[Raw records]
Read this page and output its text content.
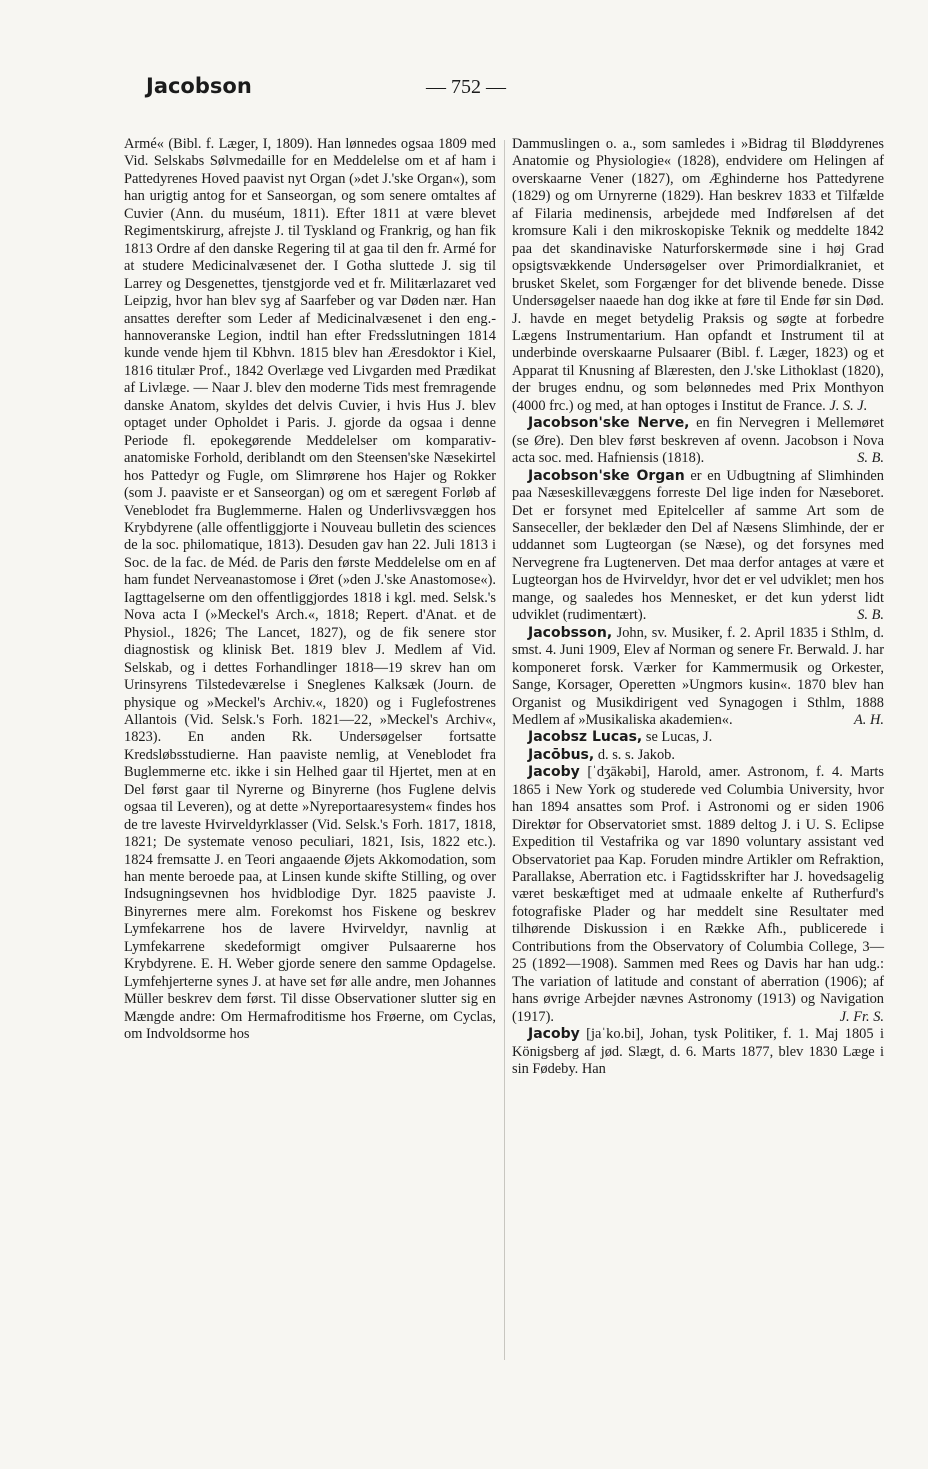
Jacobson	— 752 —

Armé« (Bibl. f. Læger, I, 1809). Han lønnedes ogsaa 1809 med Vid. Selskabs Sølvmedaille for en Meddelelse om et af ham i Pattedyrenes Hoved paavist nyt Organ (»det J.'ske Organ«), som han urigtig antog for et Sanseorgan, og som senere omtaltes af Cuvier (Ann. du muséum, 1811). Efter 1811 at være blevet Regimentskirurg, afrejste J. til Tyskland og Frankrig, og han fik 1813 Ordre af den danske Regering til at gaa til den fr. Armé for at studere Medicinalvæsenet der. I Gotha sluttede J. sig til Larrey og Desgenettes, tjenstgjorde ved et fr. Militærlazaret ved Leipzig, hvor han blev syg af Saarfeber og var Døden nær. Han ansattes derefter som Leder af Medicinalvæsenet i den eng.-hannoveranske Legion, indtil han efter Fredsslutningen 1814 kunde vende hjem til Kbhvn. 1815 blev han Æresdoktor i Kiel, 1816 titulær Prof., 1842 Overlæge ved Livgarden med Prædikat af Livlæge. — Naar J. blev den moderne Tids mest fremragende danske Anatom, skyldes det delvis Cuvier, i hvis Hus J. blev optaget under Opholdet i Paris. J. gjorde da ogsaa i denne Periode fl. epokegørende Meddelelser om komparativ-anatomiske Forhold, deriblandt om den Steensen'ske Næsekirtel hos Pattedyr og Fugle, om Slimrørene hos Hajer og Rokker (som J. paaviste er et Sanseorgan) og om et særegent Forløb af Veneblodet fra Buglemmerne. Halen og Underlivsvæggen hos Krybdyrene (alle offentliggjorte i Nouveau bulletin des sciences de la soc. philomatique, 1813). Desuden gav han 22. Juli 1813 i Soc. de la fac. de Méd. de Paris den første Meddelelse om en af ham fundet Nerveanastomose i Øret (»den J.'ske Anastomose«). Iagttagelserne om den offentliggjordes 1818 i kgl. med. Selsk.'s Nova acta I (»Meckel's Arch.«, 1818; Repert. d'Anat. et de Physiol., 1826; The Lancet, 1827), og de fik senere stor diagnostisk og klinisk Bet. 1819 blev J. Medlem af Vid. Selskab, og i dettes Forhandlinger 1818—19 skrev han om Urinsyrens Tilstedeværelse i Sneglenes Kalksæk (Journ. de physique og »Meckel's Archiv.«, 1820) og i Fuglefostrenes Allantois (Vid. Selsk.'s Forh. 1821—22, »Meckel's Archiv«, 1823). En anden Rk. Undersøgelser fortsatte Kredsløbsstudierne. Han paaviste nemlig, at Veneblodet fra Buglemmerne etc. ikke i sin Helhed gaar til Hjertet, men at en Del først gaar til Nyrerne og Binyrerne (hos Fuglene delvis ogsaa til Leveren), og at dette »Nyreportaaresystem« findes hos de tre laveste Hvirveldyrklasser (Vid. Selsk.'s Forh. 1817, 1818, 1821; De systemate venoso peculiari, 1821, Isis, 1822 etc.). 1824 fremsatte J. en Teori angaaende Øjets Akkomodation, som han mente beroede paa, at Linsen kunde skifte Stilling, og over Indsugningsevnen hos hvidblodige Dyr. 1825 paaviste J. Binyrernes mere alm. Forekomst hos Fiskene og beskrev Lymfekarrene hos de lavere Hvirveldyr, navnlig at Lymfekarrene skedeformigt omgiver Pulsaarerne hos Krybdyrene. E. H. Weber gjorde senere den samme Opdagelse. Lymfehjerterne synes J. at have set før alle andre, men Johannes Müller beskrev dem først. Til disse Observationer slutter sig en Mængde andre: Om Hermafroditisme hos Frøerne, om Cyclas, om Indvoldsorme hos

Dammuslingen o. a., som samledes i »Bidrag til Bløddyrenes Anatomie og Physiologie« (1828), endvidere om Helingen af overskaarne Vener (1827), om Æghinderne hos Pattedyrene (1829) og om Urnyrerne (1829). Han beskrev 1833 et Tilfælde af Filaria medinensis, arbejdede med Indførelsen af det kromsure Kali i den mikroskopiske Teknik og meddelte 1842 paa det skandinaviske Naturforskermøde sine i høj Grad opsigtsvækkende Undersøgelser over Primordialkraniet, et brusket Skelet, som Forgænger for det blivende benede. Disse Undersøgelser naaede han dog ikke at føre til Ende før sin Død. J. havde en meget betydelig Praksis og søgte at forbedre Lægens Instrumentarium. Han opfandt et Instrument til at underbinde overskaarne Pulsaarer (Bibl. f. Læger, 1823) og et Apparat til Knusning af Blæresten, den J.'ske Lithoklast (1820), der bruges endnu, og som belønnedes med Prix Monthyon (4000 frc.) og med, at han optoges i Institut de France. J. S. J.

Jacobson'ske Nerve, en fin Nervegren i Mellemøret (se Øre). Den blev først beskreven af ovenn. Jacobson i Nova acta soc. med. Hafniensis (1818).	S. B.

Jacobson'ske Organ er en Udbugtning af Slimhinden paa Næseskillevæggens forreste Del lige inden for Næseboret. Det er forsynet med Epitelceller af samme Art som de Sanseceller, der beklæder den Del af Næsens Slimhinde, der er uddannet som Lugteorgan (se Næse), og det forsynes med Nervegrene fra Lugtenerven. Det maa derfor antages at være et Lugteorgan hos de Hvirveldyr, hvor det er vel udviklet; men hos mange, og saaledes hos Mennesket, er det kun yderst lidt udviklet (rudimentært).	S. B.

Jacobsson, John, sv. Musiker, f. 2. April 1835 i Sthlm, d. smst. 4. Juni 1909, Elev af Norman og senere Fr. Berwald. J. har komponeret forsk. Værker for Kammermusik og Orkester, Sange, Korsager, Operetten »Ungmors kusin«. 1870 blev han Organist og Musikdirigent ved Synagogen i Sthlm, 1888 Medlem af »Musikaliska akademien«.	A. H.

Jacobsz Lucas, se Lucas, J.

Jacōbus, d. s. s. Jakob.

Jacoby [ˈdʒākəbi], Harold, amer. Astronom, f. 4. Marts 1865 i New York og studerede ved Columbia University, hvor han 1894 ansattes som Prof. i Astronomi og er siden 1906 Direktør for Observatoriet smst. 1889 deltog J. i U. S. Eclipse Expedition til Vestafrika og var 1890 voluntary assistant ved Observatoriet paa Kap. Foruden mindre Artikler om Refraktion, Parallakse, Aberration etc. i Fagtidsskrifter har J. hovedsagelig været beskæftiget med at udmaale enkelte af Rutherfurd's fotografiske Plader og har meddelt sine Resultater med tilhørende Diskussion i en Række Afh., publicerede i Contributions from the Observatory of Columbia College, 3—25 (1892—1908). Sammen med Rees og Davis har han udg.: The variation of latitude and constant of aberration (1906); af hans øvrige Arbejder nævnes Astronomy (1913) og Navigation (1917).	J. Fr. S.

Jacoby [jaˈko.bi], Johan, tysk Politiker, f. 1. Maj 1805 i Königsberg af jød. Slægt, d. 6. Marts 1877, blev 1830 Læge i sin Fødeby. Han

---

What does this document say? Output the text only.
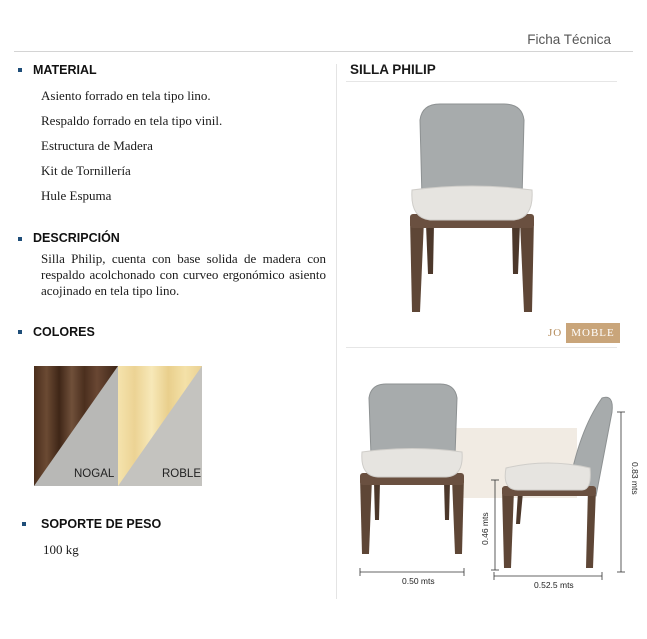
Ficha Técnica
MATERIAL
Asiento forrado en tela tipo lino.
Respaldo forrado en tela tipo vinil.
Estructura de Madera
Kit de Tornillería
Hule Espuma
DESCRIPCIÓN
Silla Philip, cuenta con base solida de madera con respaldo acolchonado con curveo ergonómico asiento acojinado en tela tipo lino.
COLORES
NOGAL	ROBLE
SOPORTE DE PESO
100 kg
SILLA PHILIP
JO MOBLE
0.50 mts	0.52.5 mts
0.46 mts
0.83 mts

==

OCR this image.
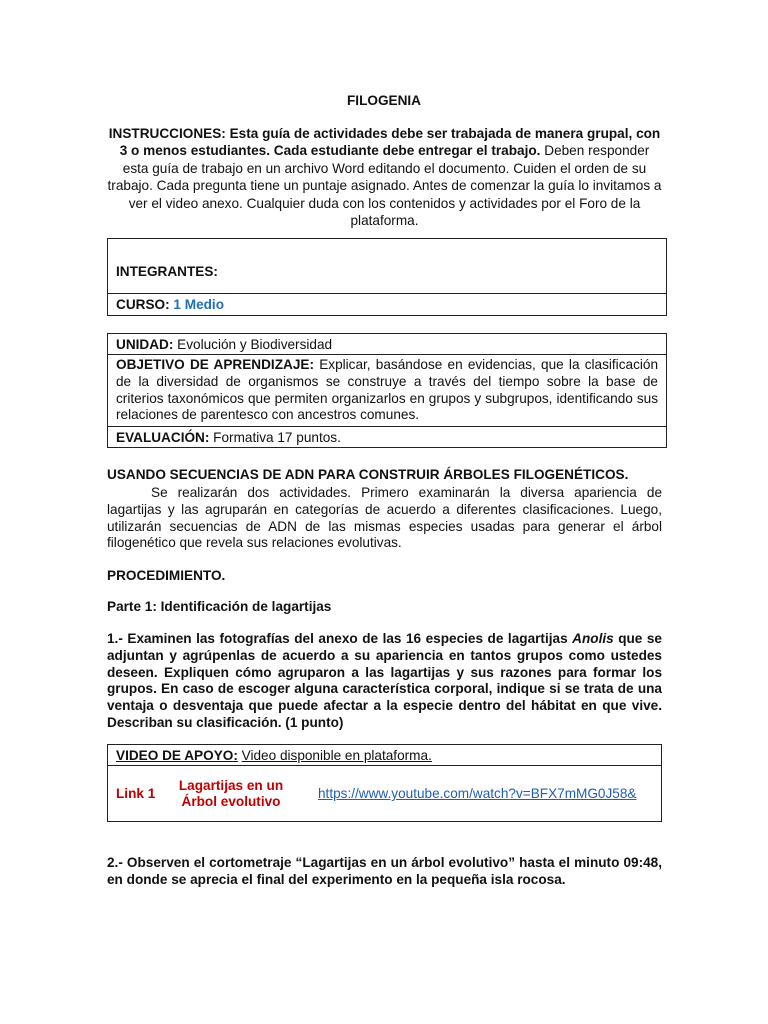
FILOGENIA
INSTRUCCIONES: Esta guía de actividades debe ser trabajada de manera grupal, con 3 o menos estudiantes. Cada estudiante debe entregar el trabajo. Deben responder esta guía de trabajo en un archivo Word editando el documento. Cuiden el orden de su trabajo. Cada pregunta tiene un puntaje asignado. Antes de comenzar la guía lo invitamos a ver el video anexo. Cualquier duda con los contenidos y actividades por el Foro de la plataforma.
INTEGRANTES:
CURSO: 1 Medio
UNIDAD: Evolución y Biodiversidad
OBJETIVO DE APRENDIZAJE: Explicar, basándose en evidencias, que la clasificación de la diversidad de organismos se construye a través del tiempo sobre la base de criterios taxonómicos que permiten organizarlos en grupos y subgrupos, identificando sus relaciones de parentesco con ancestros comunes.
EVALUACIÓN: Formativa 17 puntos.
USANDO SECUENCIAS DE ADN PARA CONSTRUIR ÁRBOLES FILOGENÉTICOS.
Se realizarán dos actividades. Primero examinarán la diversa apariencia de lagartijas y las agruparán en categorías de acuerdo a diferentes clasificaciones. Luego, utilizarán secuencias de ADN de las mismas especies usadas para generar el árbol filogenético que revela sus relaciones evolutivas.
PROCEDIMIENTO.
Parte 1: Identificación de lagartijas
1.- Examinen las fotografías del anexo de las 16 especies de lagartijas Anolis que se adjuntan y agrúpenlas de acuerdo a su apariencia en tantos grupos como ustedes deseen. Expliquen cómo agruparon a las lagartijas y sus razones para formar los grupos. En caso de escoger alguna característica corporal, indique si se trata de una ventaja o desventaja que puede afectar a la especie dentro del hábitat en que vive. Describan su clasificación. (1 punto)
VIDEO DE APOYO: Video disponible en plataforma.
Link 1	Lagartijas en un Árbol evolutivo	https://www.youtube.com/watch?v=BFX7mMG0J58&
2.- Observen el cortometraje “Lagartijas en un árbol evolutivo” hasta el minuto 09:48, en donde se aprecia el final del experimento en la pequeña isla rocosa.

[Written exercise] Copy every line of the listing where the word "lino" appears.

[Exercise answer]
Asiento forrado en tela tipo lino.
Silla Philip, cuenta con base solida de madera con respaldo acolchonado con curveo ergonómico asiento acojinado en tela tipo lino.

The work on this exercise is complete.